* **ENTRIES SHOWN**
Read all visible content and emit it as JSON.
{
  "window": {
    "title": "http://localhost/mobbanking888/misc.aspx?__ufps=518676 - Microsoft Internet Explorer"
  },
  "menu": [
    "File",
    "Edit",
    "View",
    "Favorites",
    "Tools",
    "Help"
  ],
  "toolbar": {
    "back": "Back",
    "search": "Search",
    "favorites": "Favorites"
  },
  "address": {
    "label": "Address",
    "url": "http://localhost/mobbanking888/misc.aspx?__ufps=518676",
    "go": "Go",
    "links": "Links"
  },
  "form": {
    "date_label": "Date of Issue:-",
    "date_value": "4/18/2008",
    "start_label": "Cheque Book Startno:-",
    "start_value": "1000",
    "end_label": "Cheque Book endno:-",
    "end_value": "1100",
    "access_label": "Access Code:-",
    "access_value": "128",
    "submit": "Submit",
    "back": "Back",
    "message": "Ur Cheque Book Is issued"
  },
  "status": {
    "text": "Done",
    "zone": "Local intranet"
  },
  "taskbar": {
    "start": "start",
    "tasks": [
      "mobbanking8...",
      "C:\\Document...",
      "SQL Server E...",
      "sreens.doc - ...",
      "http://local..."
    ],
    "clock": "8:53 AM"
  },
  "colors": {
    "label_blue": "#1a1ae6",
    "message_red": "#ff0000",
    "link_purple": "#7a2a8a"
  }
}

---

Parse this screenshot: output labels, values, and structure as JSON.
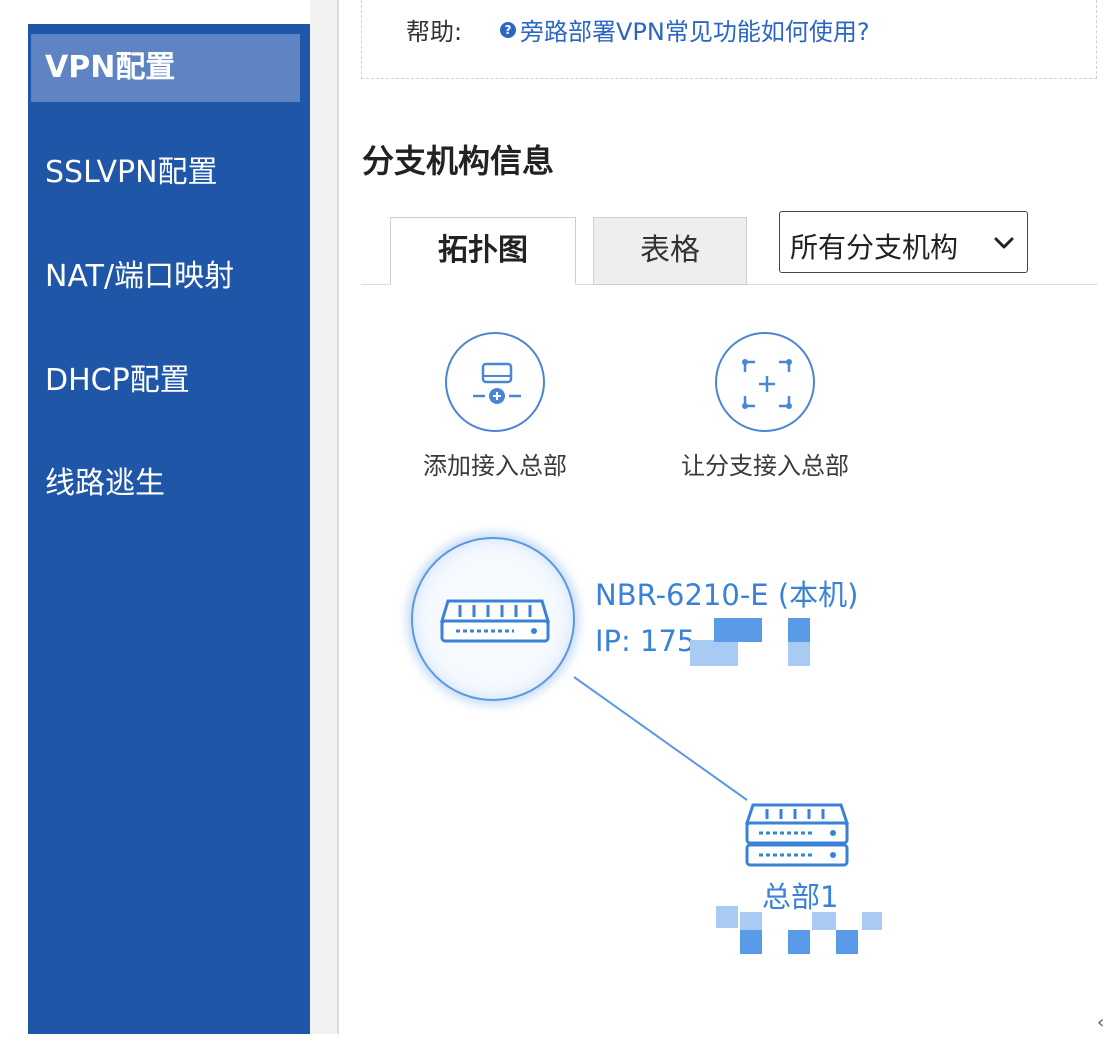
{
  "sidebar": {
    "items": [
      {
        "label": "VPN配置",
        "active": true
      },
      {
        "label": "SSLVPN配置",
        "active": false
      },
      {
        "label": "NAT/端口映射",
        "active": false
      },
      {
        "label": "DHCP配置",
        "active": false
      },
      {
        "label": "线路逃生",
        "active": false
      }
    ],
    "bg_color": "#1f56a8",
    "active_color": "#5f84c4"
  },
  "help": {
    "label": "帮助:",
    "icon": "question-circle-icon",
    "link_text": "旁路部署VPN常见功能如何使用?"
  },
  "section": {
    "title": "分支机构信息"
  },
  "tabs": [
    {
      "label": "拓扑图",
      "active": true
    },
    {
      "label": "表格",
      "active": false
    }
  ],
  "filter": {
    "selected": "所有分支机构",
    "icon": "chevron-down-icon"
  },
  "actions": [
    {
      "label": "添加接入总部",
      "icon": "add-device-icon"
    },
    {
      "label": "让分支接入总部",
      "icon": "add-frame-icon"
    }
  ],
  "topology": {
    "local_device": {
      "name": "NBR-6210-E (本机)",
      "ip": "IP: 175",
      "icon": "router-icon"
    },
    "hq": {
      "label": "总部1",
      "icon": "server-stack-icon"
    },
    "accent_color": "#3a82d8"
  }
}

* **AIM**
Pull every line containing "icon" out of the data above.

* **FULL ANSWER**
    "icon": "question-circle-icon",
    "icon": "chevron-down-icon"
      "icon": "add-device-icon"
      "icon": "add-frame-icon"
      "icon": "router-icon"
      "icon": "server-stack-icon"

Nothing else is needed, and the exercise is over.